Transcribe every line of the listing below without any deviation.

*Data in this exercise:*
━━━━
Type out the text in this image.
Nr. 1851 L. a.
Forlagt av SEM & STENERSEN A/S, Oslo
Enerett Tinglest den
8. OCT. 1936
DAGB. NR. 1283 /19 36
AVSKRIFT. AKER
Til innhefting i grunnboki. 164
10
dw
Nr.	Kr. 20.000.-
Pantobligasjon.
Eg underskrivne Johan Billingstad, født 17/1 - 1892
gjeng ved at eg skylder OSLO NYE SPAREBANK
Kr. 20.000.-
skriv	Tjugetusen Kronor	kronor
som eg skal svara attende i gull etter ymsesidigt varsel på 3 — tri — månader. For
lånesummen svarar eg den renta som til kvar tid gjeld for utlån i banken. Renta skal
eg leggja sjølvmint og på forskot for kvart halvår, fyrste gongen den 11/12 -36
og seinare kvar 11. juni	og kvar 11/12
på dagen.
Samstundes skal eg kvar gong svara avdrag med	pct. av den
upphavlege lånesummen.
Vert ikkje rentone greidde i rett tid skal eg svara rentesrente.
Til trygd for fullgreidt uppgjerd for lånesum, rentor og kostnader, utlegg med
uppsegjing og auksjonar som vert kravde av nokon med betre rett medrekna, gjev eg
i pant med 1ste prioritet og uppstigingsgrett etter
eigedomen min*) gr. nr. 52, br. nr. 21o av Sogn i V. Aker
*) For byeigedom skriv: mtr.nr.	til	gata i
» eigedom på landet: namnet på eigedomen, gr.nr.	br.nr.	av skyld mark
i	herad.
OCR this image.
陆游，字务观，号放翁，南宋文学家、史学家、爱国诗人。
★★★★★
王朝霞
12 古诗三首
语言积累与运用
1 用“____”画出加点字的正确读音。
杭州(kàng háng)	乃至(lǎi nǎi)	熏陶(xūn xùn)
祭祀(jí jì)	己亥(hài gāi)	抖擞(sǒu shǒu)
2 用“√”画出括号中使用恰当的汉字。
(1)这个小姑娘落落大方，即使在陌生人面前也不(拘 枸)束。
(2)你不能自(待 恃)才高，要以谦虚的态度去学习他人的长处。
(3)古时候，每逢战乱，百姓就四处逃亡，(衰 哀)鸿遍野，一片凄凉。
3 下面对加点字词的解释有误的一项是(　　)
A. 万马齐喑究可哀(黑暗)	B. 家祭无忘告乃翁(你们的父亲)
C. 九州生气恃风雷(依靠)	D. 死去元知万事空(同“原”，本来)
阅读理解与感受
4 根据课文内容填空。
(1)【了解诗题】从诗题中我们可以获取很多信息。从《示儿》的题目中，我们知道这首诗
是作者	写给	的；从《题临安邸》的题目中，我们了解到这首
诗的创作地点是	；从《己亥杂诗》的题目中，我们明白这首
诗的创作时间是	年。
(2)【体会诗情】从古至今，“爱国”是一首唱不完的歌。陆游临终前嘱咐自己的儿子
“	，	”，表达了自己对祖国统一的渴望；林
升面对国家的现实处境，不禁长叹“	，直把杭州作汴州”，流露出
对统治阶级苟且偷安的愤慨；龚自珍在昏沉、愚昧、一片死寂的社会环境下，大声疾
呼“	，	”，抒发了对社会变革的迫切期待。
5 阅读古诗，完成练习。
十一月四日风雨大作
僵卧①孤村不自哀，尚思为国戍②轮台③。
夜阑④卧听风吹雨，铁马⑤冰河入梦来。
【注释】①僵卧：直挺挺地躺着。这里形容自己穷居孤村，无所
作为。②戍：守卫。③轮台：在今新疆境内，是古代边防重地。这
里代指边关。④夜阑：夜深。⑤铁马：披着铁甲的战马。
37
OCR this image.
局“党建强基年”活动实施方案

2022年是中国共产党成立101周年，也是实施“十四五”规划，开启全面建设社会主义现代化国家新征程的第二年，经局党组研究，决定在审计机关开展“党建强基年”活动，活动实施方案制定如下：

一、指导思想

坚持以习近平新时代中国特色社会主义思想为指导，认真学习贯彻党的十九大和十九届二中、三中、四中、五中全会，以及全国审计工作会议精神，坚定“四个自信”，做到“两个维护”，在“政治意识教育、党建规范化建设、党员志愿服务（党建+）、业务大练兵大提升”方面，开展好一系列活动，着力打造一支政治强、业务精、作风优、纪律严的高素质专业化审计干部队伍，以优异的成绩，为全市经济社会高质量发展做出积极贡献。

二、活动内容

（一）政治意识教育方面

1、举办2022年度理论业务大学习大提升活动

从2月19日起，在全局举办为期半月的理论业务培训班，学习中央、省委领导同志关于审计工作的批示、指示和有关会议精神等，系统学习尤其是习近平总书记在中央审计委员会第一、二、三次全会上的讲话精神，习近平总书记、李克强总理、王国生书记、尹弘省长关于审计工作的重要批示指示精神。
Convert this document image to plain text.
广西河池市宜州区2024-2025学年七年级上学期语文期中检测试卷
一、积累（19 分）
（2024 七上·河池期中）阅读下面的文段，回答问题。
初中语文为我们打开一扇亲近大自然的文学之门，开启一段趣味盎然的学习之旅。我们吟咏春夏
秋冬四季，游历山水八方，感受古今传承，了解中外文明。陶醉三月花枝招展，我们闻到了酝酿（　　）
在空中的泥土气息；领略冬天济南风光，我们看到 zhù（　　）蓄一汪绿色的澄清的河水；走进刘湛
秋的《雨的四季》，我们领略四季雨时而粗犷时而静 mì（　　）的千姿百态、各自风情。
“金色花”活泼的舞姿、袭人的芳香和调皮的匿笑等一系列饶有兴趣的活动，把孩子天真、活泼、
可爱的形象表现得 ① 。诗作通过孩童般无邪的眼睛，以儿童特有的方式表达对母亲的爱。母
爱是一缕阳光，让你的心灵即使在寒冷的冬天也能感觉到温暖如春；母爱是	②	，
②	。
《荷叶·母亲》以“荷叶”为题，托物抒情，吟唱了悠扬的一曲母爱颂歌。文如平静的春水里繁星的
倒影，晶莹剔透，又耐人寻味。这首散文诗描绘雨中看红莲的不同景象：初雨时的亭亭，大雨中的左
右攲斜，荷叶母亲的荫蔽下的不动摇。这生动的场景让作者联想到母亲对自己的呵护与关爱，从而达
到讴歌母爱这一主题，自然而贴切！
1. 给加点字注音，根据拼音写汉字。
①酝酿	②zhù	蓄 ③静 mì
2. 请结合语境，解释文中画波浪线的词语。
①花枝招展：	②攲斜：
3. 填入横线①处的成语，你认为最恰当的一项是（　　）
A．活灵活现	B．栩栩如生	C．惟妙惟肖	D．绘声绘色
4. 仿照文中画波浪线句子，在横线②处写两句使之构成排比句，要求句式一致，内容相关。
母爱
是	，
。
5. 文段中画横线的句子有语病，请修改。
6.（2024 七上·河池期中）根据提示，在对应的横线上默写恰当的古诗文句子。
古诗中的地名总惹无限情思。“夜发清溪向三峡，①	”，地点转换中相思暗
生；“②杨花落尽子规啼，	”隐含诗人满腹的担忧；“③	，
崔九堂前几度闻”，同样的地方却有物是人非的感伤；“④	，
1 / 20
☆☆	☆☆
━━━━
*Solution to the exercise:*
Type out the text in this image.
Nr. 1851 L. a.
Forlagt av SEM & STENERSEN A/S, Oslo
Enerett Tinglest den
8. OCT. 1936
DAGB. NR. 1283 /19 36
AVSKRIFT. AKER
Til innhefting i grunnboki. 164
10
dw
Nr.	Kr. 20.000.-
Pantobligasjon.
Eg underskrivne Johan Billingstad, født 17/1 - 1892
gjeng ved at eg skylder OSLO NYE SPAREBANK
Kr. 20.000.-
skriv	Tjugetusen Kronor	kronor
som eg skal svara attende i gull etter ymsesidigt varsel på 3 — tri — månader. For
lånesummen svarar eg den renta som til kvar tid gjeld for utlån i banken. Renta skal
eg leggja sjølvmint og på forskot for kvart halvår, fyrste gongen den 11/12 -36
og seinare kvar 11. juni	og kvar 11/12
på dagen.
Samstundes skal eg kvar gong svara avdrag med	pct. av den
upphavlege lånesummen.
Vert ikkje rentone greidde i rett tid skal eg svara rentesrente.
Til trygd for fullgreidt uppgjerd for lånesum, rentor og kostnader, utlegg med
uppsegjing og auksjonar som vert kravde av nokon med betre rett medrekna, gjev eg
i pant med 1ste prioritet og uppstigingsgrett etter
eigedomen min*) gr. nr. 52, br. nr. 21o av Sogn i V. Aker
*) For byeigedom skriv: mtr.nr.	til	gata i
» eigedom på landet: namnet på eigedomen, gr.nr.	br.nr.	av skyld mark
i	herad.
OCR this image.
陆游，字务观，号放翁，南宋文学家、史学家、爱国诗人。
★★★★★
王朝霞
12 古诗三首
语言积累与运用
1 用“____”画出加点字的正确读音。
杭州(kàng háng)	乃至(lǎi nǎi)	熏陶(xūn xùn)
祭祀(jí jì)	己亥(hài gāi)	抖擞(sǒu shǒu)
2 用“√”画出括号中使用恰当的汉字。
(1)这个小姑娘落落大方，即使在陌生人面前也不(拘 枸)束。
(2)你不能自(待 恃)才高，要以谦虚的态度去学习他人的长处。
(3)古时候，每逢战乱，百姓就四处逃亡，(衰 哀)鸿遍野，一片凄凉。
3 下面对加点字词的解释有误的一项是(　　)
A. 万马齐喑究可哀(黑暗)	B. 家祭无忘告乃翁(你们的父亲)
C. 九州生气恃风雷(依靠)	D. 死去元知万事空(同“原”，本来)
阅读理解与感受
4 根据课文内容填空。
(1)【了解诗题】从诗题中我们可以获取很多信息。从《示儿》的题目中，我们知道这首诗
是作者	写给	的；从《题临安邸》的题目中，我们了解到这首
诗的创作地点是	；从《己亥杂诗》的题目中，我们明白这首
诗的创作时间是	年。
(2)【体会诗情】从古至今，“爱国”是一首唱不完的歌。陆游临终前嘱咐自己的儿子
“	，	”，表达了自己对祖国统一的渴望；林
升面对国家的现实处境，不禁长叹“	，直把杭州作汴州”，流露出
对统治阶级苟且偷安的愤慨；龚自珍在昏沉、愚昧、一片死寂的社会环境下，大声疾
呼“	，	”，抒发了对社会变革的迫切期待。
5 阅读古诗，完成练习。
十一月四日风雨大作
僵卧①孤村不自哀，尚思为国戍②轮台③。
夜阑④卧听风吹雨，铁马⑤冰河入梦来。
【注释】①僵卧：直挺挺地躺着。这里形容自己穷居孤村，无所
作为。②戍：守卫。③轮台：在今新疆境内，是古代边防重地。这
里代指边关。④夜阑：夜深。⑤铁马：披着铁甲的战马。
37
OCR this image.
局“党建强基年”活动实施方案

2022年是中国共产党成立101周年，也是实施“十四五”规划，开启全面建设社会主义现代化国家新征程的第二年，经局党组研究，决定在审计机关开展“党建强基年”活动，活动实施方案制定如下：

一、指导思想

坚持以习近平新时代中国特色社会主义思想为指导，认真学习贯彻党的十九大和十九届二中、三中、四中、五中全会，以及全国审计工作会议精神，坚定“四个自信”，做到“两个维护”，在“政治意识教育、党建规范化建设、党员志愿服务（党建+）、业务大练兵大提升”方面，开展好一系列活动，着力打造一支政治强、业务精、作风优、纪律严的高素质专业化审计干部队伍，以优异的成绩，为全市经济社会高质量发展做出积极贡献。

二、活动内容

（一）政治意识教育方面

1、举办2022年度理论业务大学习大提升活动

从2月19日起，在全局举办为期半月的理论业务培训班，学习中央、省委领导同志关于审计工作的批示、指示和有关会议精神等，系统学习尤其是习近平总书记在中央审计委员会第一、二、三次全会上的讲话精神，习近平总书记、李克强总理、王国生书记、尹弘省长关于审计工作的重要批示指示精神。
Convert this document image to plain text.
广西河池市宜州区2024-2025学年七年级上学期语文期中检测试卷
一、积累（19 分）
（2024 七上·河池期中）阅读下面的文段，回答问题。
初中语文为我们打开一扇亲近大自然的文学之门，开启一段趣味盎然的学习之旅。我们吟咏春夏
秋冬四季，游历山水八方，感受古今传承，了解中外文明。陶醉三月花枝招展，我们闻到了酝酿（　　）
在空中的泥土气息；领略冬天济南风光，我们看到 zhù（　　）蓄一汪绿色的澄清的河水；走进刘湛
秋的《雨的四季》，我们领略四季雨时而粗犷时而静 mì（　　）的千姿百态、各自风情。
“金色花”活泼的舞姿、袭人的芳香和调皮的匿笑等一系列饶有兴趣的活动，把孩子天真、活泼、
可爱的形象表现得 ① 。诗作通过孩童般无邪的眼睛，以儿童特有的方式表达对母亲的爱。母
爱是一缕阳光，让你的心灵即使在寒冷的冬天也能感觉到温暖如春；母爱是	②	，
②	。
《荷叶·母亲》以“荷叶”为题，托物抒情，吟唱了悠扬的一曲母爱颂歌。文如平静的春水里繁星的
倒影，晶莹剔透，又耐人寻味。这首散文诗描绘雨中看红莲的不同景象：初雨时的亭亭，大雨中的左
右攲斜，荷叶母亲的荫蔽下的不动摇。这生动的场景让作者联想到母亲对自己的呵护与关爱，从而达
到讴歌母爱这一主题，自然而贴切！
1. 给加点字注音，根据拼音写汉字。
①酝酿	②zhù	蓄 ③静 mì
2. 请结合语境，解释文中画波浪线的词语。
①花枝招展：	②攲斜：
3. 填入横线①处的成语，你认为最恰当的一项是（　　）
A．活灵活现	B．栩栩如生	C．惟妙惟肖	D．绘声绘色
4. 仿照文中画波浪线句子，在横线②处写两句使之构成排比句，要求句式一致，内容相关。
母爱
是	，
。
5. 文段中画横线的句子有语病，请修改。
6.（2024 七上·河池期中）根据提示，在对应的横线上默写恰当的古诗文句子。
古诗中的地名总惹无限情思。“夜发清溪向三峡，①	”，地点转换中相思暗
生；“②杨花落尽子规啼，	”隐含诗人满腹的担忧；“③	，
崔九堂前几度闻”，同样的地方却有物是人非的感伤；“④	，
1 / 20
☆☆	☆☆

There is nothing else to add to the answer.